In how many lines does the string "aufräumen" appear? Answer with the number only.
"""
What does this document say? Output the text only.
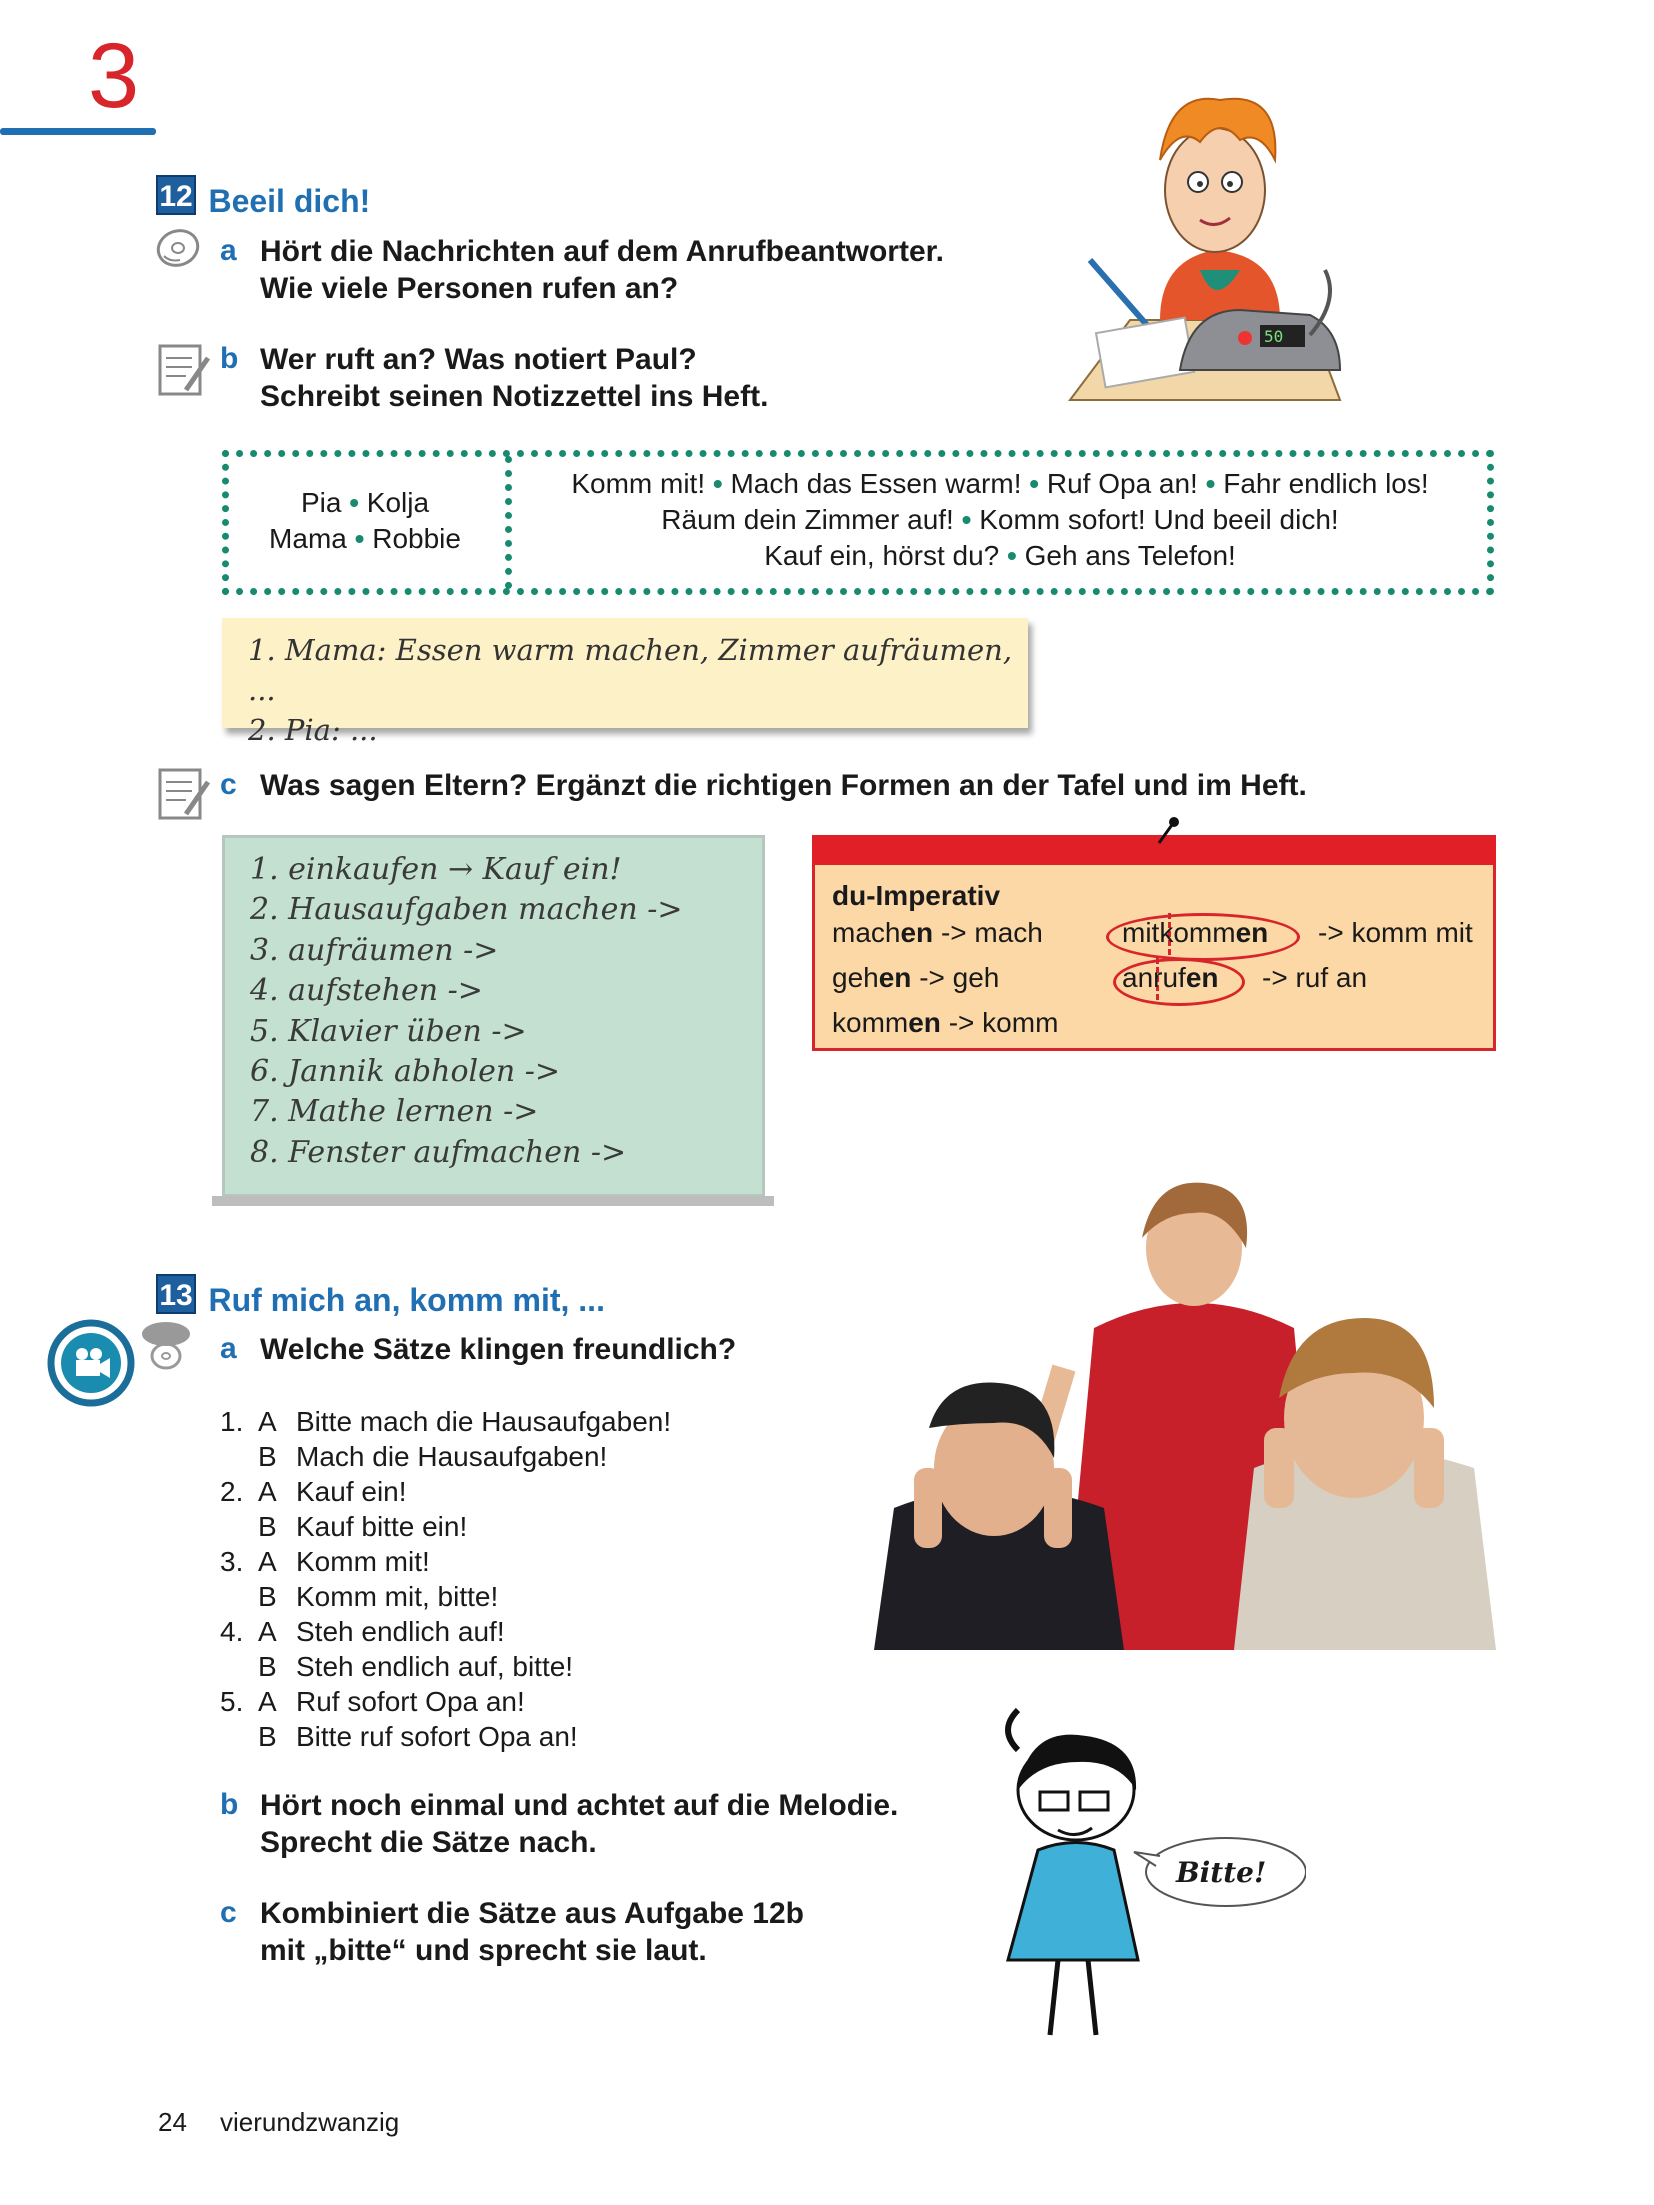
3
12 Beeil dich!
a Hört die Nachrichten auf dem Anrufbeantworter.
Wie viele Personen rufen an?
b Wer ruft an? Was notiert Paul?
Schreibt seinen Notizzettel ins Heft.
50
Pia • Kolja
Mama • Robbie
Komm mit! • Mach das Essen warm! • Ruf Opa an! • Fahr endlich los!
Räum dein Zimmer auf! • Komm sofort! Und beeil dich!
Kauf ein, hörst du? • Geh ans Telefon!
1. Mama: Essen warm machen, Zimmer aufräumen, ...
2. Pia: ...
c Was sagen Eltern? Ergänzt die richtigen Formen an der Tafel und im Heft.
1. einkaufen → Kauf ein!
2. Hausaufgaben machen ->
3. aufräumen ->
4. aufstehen ->
5. Klavier üben ->
6. Jannik abholen ->
7. Mathe lernen ->
8. Fenster aufmachen ->
du-Imperativ
machen -> mach
gehen -> geh
kommen -> komm
mitkommen -> komm mit
anrufen -> ruf an
13 Ruf mich an, komm mit, ...
a Welche Sätze klingen freundlich?
1. A Bitte mach die Hausaufgaben!
B Mach die Hausaufgaben!
2. A Kauf ein!
B Kauf bitte ein!
3. A Komm mit!
B Komm mit, bitte!
4. A Steh endlich auf!
B Steh endlich auf, bitte!
5. A Ruf sofort Opa an!
B Bitte ruf sofort Opa an!
b Hört noch einmal und achtet auf die Melodie.
Sprecht die Sätze nach.
c Kombiniert die Sätze aus Aufgabe 12b
mit „bitte“ und sprecht sie laut.
Bitte!
24 vierundzwanzig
"""
▶ _Exercise answer_
2